--- Work to complete ---
Scan the data. Collect each line that contains the word "Noudata".

(Stored records)
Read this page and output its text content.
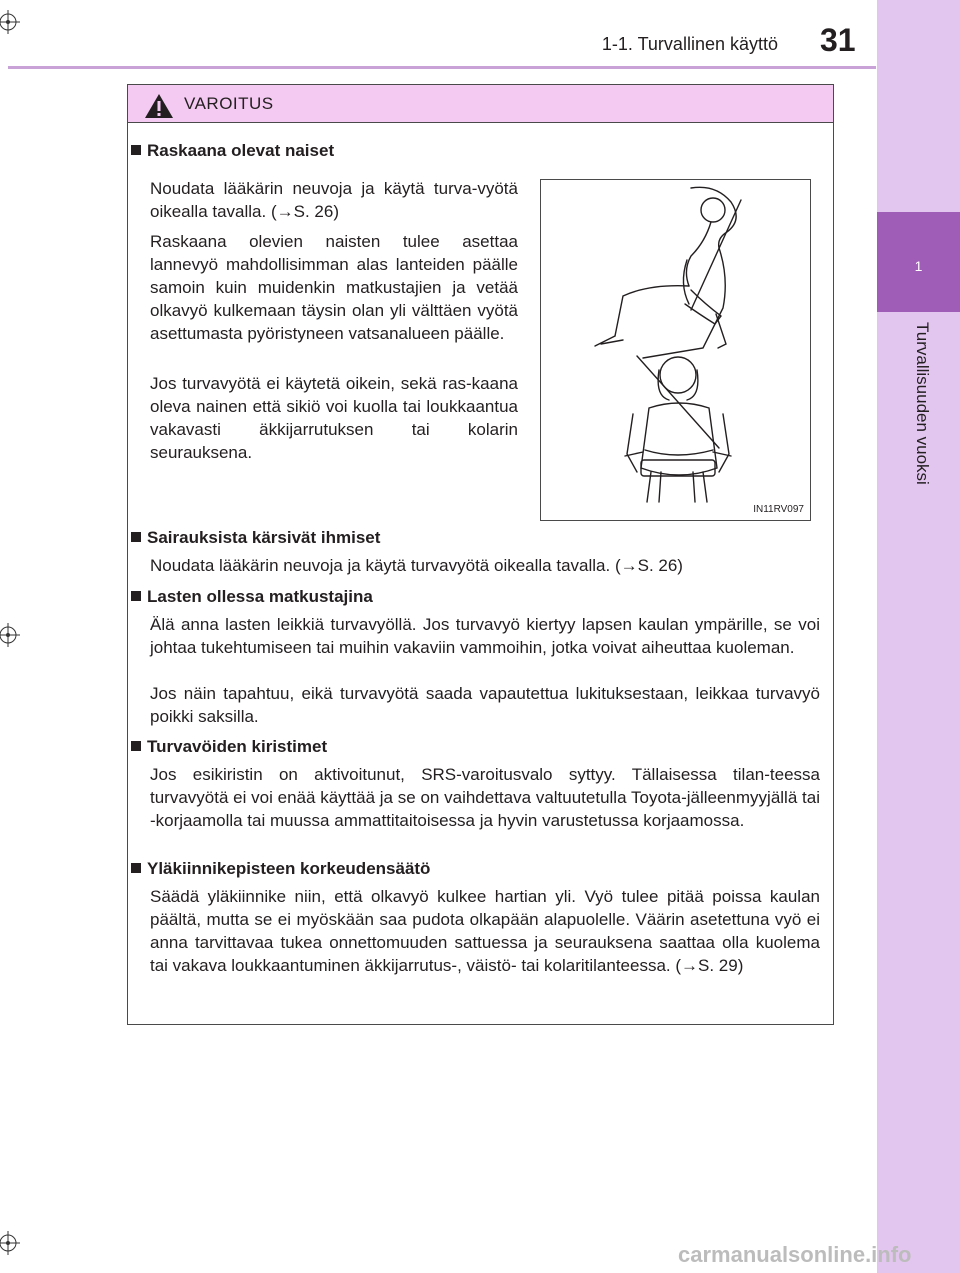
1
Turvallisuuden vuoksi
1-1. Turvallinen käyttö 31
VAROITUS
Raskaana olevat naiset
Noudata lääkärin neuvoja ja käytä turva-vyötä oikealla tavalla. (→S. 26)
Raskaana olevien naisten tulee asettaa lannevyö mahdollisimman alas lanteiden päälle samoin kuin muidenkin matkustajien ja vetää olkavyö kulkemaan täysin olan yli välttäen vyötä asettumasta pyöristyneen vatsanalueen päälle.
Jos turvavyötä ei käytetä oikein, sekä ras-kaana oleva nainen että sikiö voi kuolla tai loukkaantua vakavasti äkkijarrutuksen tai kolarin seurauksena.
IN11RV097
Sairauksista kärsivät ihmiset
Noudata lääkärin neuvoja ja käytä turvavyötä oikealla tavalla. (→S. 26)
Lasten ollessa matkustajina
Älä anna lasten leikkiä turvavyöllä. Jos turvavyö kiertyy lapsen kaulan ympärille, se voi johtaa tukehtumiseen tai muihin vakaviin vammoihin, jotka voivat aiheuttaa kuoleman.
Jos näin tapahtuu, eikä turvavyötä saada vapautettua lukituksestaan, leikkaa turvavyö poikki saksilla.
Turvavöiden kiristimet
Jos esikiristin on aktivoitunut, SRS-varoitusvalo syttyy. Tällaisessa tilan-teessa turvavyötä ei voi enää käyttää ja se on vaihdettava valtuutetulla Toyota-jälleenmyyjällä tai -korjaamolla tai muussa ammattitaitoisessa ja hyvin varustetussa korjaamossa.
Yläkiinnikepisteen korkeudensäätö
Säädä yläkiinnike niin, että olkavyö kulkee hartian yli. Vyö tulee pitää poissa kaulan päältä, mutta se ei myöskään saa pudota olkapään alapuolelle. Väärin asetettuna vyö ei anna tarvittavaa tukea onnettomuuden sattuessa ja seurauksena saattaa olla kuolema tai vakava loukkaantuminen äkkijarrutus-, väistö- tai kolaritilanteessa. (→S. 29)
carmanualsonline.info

* * *

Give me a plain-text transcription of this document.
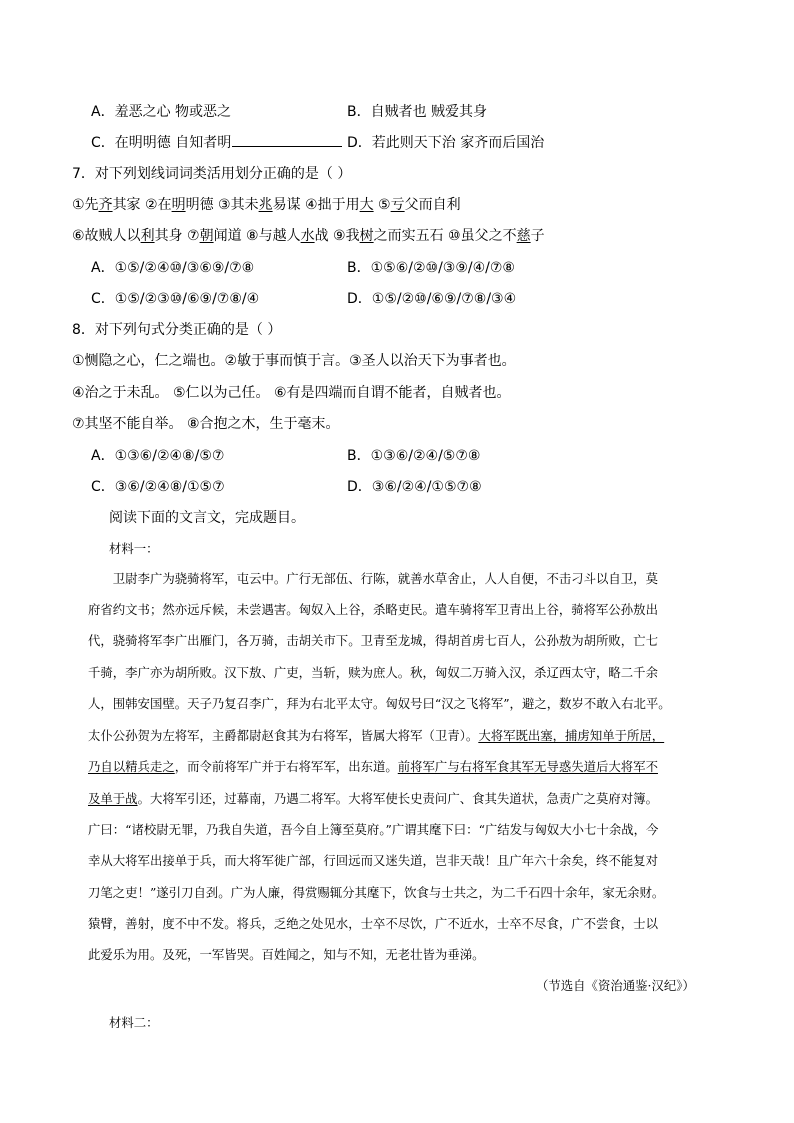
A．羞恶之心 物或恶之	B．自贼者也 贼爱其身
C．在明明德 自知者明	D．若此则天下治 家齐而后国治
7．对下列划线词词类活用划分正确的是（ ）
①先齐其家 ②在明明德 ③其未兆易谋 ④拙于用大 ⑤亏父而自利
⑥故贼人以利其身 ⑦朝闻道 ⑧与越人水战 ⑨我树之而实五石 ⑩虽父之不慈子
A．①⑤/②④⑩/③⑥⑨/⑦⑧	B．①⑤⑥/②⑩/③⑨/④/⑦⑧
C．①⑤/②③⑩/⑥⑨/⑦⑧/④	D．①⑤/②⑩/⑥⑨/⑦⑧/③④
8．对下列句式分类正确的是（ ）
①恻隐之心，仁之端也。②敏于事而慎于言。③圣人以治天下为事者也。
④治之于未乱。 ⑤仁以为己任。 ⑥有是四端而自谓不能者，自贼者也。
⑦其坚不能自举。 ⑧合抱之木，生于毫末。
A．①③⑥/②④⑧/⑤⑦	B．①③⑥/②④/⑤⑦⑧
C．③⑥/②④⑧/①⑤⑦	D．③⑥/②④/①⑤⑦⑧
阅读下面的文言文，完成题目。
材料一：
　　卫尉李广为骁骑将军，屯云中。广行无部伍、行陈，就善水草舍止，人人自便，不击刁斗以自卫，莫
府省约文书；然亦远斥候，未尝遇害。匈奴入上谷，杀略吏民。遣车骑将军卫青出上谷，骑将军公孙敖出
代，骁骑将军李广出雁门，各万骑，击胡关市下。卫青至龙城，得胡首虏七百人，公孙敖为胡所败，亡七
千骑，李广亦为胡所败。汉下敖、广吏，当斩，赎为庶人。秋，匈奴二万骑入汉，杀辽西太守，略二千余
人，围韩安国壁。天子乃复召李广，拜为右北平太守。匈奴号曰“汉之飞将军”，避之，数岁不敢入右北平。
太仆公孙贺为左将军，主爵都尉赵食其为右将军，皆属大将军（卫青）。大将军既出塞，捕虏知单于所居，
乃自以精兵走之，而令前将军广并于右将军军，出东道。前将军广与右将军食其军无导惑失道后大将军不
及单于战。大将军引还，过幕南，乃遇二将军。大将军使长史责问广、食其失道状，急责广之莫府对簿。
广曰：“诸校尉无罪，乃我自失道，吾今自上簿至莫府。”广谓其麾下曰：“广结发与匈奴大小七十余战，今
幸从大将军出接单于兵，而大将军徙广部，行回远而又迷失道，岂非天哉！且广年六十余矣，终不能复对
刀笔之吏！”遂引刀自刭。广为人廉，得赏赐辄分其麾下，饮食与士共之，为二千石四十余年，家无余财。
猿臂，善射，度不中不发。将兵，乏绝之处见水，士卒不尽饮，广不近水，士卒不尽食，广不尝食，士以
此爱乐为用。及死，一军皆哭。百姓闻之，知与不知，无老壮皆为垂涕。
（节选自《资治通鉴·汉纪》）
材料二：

---

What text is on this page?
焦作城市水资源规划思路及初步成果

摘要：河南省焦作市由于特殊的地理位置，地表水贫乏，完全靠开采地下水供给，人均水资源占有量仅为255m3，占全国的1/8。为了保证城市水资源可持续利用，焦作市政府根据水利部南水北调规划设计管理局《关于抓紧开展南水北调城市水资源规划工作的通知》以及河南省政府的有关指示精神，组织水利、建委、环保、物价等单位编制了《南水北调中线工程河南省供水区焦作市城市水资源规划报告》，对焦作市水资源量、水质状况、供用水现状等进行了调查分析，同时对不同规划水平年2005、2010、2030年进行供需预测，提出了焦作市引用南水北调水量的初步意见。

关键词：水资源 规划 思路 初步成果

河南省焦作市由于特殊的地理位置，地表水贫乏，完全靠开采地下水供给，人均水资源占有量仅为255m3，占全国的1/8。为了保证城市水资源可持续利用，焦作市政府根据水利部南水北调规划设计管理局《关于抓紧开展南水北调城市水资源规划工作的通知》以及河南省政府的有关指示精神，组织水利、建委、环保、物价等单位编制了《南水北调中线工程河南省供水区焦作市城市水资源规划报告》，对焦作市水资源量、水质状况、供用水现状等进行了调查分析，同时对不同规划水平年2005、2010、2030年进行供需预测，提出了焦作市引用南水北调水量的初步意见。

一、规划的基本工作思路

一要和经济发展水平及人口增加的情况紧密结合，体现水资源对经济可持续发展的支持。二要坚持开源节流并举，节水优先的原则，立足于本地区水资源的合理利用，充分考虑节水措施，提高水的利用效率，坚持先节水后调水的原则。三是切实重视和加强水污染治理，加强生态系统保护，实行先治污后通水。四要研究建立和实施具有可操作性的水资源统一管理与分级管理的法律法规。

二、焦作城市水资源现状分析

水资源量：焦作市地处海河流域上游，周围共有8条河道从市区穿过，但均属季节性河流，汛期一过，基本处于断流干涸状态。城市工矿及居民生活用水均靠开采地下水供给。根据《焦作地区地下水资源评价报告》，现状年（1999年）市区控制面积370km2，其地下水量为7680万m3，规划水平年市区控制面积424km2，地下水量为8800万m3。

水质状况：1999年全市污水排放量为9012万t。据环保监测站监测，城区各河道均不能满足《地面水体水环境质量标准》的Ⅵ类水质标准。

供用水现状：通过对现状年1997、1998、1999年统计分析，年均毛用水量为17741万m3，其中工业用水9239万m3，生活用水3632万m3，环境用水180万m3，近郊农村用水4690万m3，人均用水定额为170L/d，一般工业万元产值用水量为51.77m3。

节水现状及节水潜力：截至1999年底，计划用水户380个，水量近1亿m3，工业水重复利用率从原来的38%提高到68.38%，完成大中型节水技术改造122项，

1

--- Reply ---
Noudata lääkärin neuvoja ja käytä turva-vyötä oikealla tavalla. (→S. 26)
Noudata lääkärin neuvoja ja käytä turvavyötä oikealla tavalla. (→S. 26)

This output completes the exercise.